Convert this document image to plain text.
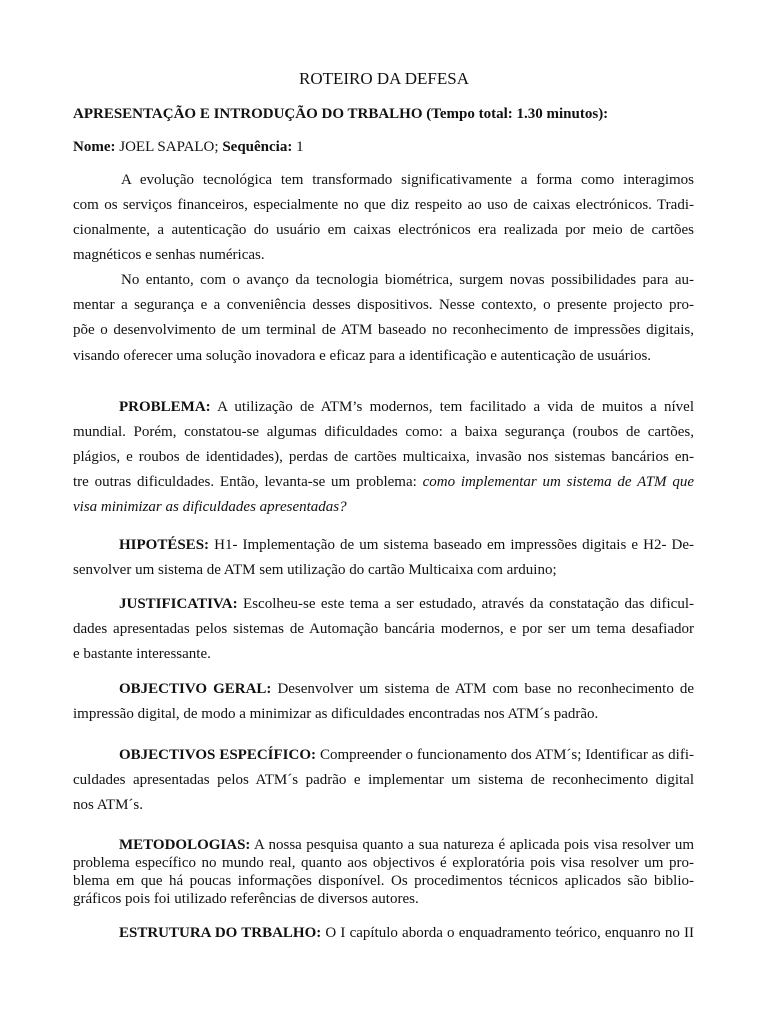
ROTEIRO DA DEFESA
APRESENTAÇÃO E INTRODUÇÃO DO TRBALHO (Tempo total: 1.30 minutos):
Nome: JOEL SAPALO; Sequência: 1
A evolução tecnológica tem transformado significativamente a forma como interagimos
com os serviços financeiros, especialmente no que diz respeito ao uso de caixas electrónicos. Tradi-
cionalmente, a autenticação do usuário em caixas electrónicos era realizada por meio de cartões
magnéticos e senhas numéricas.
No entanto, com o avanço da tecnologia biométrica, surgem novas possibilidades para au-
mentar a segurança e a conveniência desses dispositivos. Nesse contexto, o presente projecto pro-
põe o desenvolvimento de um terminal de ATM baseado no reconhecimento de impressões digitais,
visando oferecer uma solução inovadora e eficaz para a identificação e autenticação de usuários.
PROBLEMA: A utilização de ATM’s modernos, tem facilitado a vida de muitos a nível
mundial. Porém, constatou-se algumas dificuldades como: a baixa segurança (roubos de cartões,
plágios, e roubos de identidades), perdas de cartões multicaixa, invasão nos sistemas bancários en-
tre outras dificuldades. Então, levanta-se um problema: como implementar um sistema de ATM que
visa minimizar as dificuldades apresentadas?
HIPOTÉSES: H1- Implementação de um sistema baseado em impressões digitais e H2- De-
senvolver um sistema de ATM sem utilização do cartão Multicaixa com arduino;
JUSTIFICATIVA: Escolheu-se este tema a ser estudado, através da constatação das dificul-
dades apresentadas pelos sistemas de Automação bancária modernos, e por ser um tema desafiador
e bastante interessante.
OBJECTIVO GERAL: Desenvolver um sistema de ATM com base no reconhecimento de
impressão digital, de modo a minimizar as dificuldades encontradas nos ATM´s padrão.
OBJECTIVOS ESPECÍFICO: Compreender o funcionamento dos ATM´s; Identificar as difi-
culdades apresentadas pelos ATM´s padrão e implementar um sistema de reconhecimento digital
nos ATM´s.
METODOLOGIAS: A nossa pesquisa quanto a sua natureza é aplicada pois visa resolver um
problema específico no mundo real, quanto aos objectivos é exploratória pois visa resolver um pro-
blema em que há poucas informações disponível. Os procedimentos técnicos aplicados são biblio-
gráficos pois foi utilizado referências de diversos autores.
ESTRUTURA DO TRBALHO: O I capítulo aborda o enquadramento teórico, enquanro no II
__________
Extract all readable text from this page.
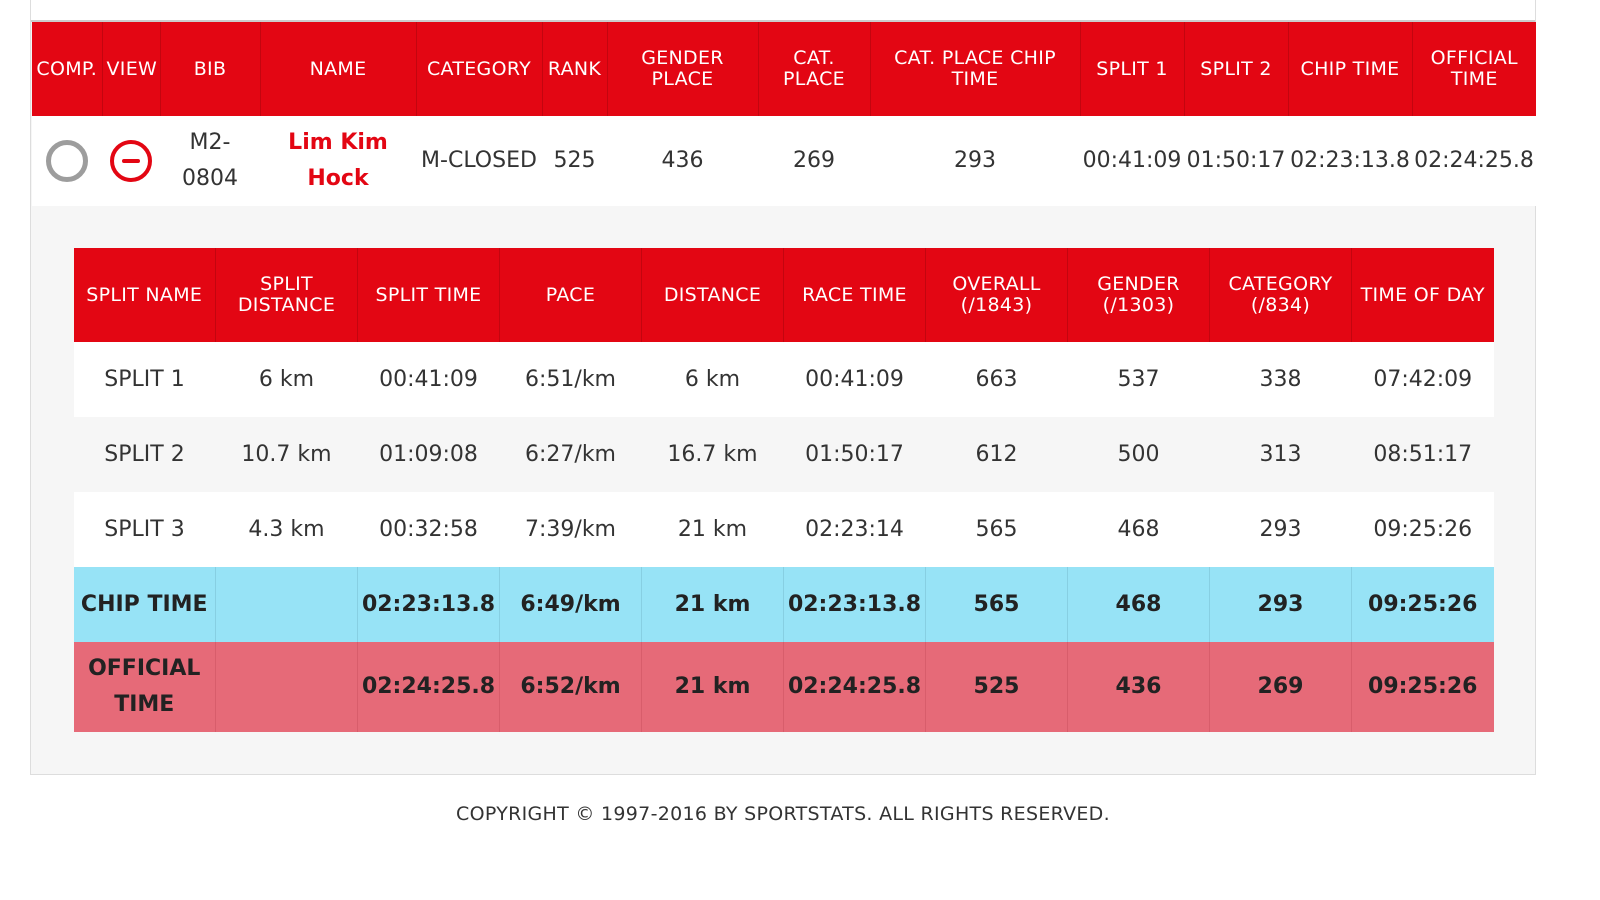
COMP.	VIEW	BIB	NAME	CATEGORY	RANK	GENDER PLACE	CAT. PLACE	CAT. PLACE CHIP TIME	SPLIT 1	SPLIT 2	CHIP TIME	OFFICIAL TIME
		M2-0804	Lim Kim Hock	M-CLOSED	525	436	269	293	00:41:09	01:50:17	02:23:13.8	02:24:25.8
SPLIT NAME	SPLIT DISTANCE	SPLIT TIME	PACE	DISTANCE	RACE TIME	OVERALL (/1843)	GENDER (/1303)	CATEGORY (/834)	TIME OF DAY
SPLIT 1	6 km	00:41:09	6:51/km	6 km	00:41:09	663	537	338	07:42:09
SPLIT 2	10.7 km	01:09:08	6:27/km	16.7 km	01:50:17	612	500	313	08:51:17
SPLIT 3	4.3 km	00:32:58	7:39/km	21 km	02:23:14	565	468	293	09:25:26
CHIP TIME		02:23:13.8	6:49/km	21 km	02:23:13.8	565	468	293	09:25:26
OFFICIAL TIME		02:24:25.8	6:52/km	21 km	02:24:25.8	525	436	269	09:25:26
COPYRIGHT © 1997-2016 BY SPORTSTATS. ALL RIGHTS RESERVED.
__________
▶ **Work to do**: Find all lines where the word "segurança" appears. Copy them.

▶ **Output below**:
mentar a segurança e a conveniência desses dispositivos. Nesse contexto, o presente projecto pro-
mundial. Porém, constatou-se algumas dificuldades como: a baixa segurança (roubos de cartões,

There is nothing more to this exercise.